— Begin ENTRIES PROVIDED —

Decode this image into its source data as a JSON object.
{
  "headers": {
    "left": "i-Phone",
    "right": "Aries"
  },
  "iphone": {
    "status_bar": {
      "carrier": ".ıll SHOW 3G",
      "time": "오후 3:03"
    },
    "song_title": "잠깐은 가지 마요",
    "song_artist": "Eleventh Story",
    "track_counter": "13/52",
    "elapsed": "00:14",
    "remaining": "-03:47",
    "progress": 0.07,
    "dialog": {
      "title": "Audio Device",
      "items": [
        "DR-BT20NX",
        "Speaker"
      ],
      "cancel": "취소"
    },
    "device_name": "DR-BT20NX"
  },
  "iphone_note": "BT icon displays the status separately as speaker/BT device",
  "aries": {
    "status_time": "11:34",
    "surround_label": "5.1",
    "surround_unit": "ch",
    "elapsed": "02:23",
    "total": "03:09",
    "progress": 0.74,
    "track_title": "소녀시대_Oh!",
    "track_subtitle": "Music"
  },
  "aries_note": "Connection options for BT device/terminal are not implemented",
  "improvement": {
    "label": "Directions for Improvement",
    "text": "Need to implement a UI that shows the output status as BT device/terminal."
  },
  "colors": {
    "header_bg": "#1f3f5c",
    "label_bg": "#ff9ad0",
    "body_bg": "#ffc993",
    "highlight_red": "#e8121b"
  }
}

— End ENTRIES PROVIDED —

# INSTRUCTION:
Here, the records must be output exactly and in full.

# RESULT:
Decode this image into its source data as a JSON object.
{
  "headers": {
    "left": "i-Phone",
    "right": "Aries"
  },
  "iphone": {
    "status_bar": {
      "carrier": ".ıll SHOW 3G",
      "time": "오후 3:03"
    },
    "song_title": "잠깐은 가지 마요",
    "song_artist": "Eleventh Story",
    "track_counter": "13/52",
    "elapsed": "00:14",
    "remaining": "-03:47",
    "progress": 0.07,
    "dialog": {
      "title": "Audio Device",
      "items": [
        "DR-BT20NX",
        "Speaker"
      ],
      "cancel": "취소"
    },
    "device_name": "DR-BT20NX"
  },
  "iphone_note": "BT icon displays the status separately as speaker/BT device",
  "aries": {
    "status_time": "11:34",
    "surround_label": "5.1",
    "surround_unit": "ch",
    "elapsed": "02:23",
    "total": "03:09",
    "progress": 0.74,
    "track_title": "소녀시대_Oh!",
    "track_subtitle": "Music"
  },
  "aries_note": "Connection options for BT device/terminal are not implemented",
  "improvement": {
    "label": "Directions for Improvement",
    "text": "Need to implement a UI that shows the output status as BT device/terminal."
  },
  "colors": {
    "header_bg": "#1f3f5c",
    "label_bg": "#ff9ad0",
    "body_bg": "#ffc993",
    "highlight_red": "#e8121b"
  }
}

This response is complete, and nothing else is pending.